---------- Data records
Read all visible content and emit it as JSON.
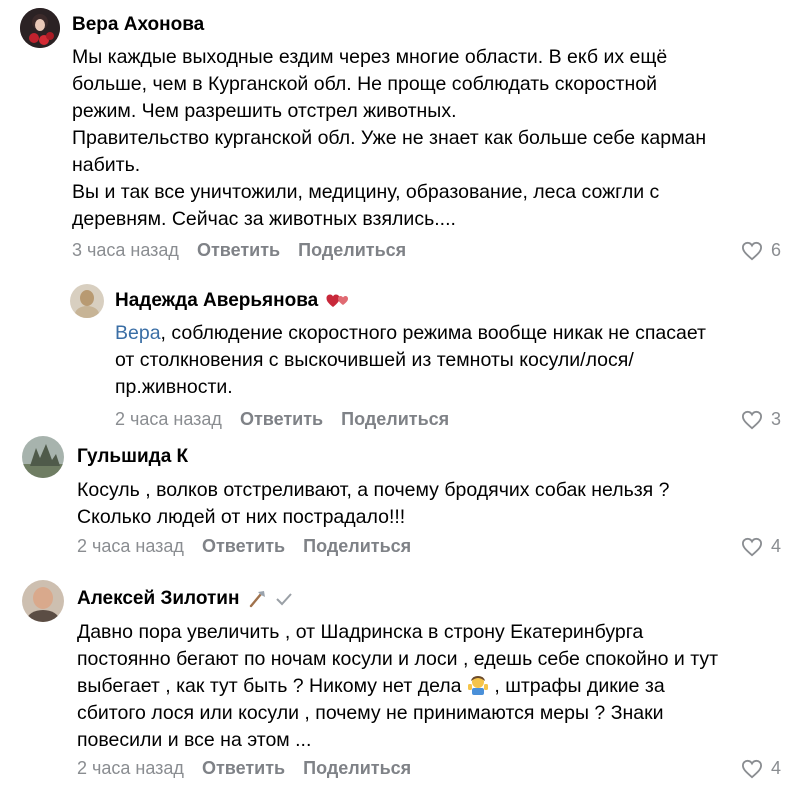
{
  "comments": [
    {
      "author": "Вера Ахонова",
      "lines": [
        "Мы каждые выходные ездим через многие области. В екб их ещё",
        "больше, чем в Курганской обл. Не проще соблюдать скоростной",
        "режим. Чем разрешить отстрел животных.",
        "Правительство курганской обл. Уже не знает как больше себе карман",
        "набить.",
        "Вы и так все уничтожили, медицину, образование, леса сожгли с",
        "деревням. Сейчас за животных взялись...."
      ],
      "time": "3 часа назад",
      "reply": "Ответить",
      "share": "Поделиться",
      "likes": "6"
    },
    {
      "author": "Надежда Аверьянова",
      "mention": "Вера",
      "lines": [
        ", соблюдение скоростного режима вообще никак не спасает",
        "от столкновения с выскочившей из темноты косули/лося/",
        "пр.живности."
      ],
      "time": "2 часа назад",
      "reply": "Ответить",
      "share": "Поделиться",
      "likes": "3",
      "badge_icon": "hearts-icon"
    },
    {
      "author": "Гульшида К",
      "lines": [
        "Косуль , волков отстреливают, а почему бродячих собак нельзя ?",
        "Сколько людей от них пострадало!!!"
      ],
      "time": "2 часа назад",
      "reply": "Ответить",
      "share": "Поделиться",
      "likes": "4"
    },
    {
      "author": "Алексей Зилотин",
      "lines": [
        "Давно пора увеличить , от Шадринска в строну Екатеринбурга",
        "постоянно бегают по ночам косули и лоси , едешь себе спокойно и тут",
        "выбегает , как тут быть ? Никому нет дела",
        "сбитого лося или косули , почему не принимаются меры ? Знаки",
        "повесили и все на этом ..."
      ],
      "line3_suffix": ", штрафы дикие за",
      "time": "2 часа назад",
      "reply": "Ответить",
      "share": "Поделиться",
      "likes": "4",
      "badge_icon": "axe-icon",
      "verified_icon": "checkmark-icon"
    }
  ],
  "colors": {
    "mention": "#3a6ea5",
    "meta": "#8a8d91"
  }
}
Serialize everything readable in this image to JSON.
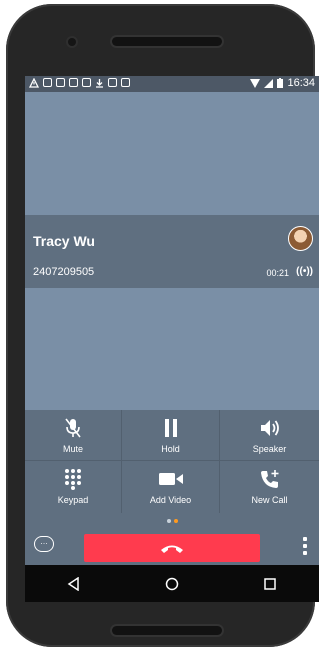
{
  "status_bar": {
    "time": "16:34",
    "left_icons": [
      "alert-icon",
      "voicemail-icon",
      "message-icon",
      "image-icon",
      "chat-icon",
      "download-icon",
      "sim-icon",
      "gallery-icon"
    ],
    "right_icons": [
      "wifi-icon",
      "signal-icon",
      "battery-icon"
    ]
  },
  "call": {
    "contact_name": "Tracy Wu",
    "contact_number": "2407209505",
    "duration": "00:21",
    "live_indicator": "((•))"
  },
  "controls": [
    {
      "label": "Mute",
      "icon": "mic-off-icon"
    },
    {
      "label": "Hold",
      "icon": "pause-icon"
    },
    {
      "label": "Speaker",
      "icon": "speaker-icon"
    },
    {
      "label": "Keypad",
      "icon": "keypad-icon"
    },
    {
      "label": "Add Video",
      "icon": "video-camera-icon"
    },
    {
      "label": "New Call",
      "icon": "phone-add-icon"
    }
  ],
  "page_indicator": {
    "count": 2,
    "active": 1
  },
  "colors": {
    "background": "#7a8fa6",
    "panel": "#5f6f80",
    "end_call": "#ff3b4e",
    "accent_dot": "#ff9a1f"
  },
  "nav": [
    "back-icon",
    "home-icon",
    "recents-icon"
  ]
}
--------------------
Transcribe each entry precisely as given, leaving the pictures out.

• _Response_
Read all visible content and emit it as JSON.
{
  "comments": [
    {
      "author": "Вера Ахонова",
      "lines": [
        "Мы каждые выходные ездим через многие области. В екб их ещё",
        "больше, чем в Курганской обл. Не проще соблюдать скоростной",
        "режим. Чем разрешить отстрел животных.",
        "Правительство курганской обл. Уже не знает как больше себе карман",
        "набить.",
        "Вы и так все уничтожили, медицину, образование, леса сожгли с",
        "деревням. Сейчас за животных взялись...."
      ],
      "time": "3 часа назад",
      "reply": "Ответить",
      "share": "Поделиться",
      "likes": "6"
    },
    {
      "author": "Надежда Аверьянова",
      "mention": "Вера",
      "lines": [
        ", соблюдение скоростного режима вообще никак не спасает",
        "от столкновения с выскочившей из темноты косули/лося/",
        "пр.живности."
      ],
      "time": "2 часа назад",
      "reply": "Ответить",
      "share": "Поделиться",
      "likes": "3",
      "badge_icon": "hearts-icon"
    },
    {
      "author": "Гульшида К",
      "lines": [
        "Косуль , волков отстреливают, а почему бродячих собак нельзя ?",
        "Сколько людей от них пострадало!!!"
      ],
      "time": "2 часа назад",
      "reply": "Ответить",
      "share": "Поделиться",
      "likes": "4"
    },
    {
      "author": "Алексей Зилотин",
      "lines": [
        "Давно пора увеличить , от Шадринска в строну Екатеринбурга",
        "постоянно бегают по ночам косули и лоси , едешь себе спокойно и тут",
        "выбегает , как тут быть ? Никому нет дела",
        "сбитого лося или косули , почему не принимаются меры ? Знаки",
        "повесили и все на этом ..."
      ],
      "line3_suffix": ", штрафы дикие за",
      "time": "2 часа назад",
      "reply": "Ответить",
      "share": "Поделиться",
      "likes": "4",
      "badge_icon": "axe-icon",
      "verified_icon": "checkmark-icon"
    }
  ],
  "colors": {
    "mention": "#3a6ea5",
    "meta": "#8a8d91"
  }
}
Serialize everything readable in this image to JSON.
{
  "status_bar": {
    "time": "16:34",
    "left_icons": [
      "alert-icon",
      "voicemail-icon",
      "message-icon",
      "image-icon",
      "chat-icon",
      "download-icon",
      "sim-icon",
      "gallery-icon"
    ],
    "right_icons": [
      "wifi-icon",
      "signal-icon",
      "battery-icon"
    ]
  },
  "call": {
    "contact_name": "Tracy Wu",
    "contact_number": "2407209505",
    "duration": "00:21",
    "live_indicator": "((•))"
  },
  "controls": [
    {
      "label": "Mute",
      "icon": "mic-off-icon"
    },
    {
      "label": "Hold",
      "icon": "pause-icon"
    },
    {
      "label": "Speaker",
      "icon": "speaker-icon"
    },
    {
      "label": "Keypad",
      "icon": "keypad-icon"
    },
    {
      "label": "Add Video",
      "icon": "video-camera-icon"
    },
    {
      "label": "New Call",
      "icon": "phone-add-icon"
    }
  ],
  "page_indicator": {
    "count": 2,
    "active": 1
  },
  "colors": {
    "background": "#7a8fa6",
    "panel": "#5f6f80",
    "end_call": "#ff3b4e",
    "accent_dot": "#ff9a1f"
  },
  "nav": [
    "back-icon",
    "home-icon",
    "recents-icon"
  ]
}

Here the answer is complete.